◆ **TASK INSTRUCTIONS**: Collect the lines of the entries where "имѣніи" shows up.

◆ **Stored items from a collection**:
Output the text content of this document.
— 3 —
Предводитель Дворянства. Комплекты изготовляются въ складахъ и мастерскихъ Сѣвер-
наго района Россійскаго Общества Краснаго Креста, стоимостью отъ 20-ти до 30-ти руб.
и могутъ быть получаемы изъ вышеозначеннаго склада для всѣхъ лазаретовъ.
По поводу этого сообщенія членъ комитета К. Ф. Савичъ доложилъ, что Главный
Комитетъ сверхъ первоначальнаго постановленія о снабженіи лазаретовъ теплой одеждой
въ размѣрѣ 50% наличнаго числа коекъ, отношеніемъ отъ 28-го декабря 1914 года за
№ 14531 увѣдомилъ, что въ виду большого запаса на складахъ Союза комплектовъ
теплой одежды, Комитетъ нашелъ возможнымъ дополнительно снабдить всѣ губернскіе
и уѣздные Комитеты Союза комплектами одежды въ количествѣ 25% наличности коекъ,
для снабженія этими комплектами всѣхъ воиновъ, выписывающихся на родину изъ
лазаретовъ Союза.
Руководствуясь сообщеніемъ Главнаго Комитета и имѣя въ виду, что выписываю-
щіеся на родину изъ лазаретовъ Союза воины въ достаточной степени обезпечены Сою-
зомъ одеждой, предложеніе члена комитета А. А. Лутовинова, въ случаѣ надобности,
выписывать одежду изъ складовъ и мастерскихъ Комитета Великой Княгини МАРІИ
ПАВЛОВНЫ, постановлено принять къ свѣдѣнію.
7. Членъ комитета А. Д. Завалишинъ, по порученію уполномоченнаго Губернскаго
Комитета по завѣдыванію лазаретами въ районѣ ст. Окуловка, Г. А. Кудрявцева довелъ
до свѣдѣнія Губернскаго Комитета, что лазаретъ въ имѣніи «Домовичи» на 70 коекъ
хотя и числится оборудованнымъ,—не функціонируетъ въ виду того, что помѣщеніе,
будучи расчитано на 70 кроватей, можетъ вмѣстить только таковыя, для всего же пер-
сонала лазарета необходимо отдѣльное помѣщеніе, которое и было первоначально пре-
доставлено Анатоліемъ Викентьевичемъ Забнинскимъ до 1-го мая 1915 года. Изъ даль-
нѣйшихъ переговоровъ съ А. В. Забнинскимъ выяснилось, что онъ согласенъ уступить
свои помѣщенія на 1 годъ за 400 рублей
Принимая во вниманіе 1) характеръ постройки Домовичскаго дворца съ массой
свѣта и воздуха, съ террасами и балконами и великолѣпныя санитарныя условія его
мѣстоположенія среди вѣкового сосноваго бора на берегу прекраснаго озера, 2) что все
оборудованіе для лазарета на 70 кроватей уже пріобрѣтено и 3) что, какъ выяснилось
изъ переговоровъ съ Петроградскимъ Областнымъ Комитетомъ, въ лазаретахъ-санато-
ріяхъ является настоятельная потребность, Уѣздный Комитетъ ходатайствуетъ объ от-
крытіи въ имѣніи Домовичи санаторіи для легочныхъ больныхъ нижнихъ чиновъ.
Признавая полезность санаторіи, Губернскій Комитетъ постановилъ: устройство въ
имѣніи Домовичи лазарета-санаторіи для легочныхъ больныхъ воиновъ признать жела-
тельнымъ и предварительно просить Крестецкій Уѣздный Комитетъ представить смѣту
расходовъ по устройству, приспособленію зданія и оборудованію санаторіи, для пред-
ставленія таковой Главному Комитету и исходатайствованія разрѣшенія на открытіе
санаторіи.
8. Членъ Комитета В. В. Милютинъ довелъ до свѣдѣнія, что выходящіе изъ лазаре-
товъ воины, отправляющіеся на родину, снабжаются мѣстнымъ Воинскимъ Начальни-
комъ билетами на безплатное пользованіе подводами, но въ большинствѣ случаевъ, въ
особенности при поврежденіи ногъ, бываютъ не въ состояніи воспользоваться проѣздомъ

◆ **PROBLEM SOLUTION**:
до свѣдѣнія Губернскаго Комитета, что лазаретъ въ имѣніи «Домовичи» на 70 коекъ
крытіи въ имѣніи Домовичи санаторіи для легочныхъ больныхъ нижнихъ чиновъ.
имѣніи Домовичи лазарета-санаторіи для легочныхъ больныхъ воиновъ признать жела-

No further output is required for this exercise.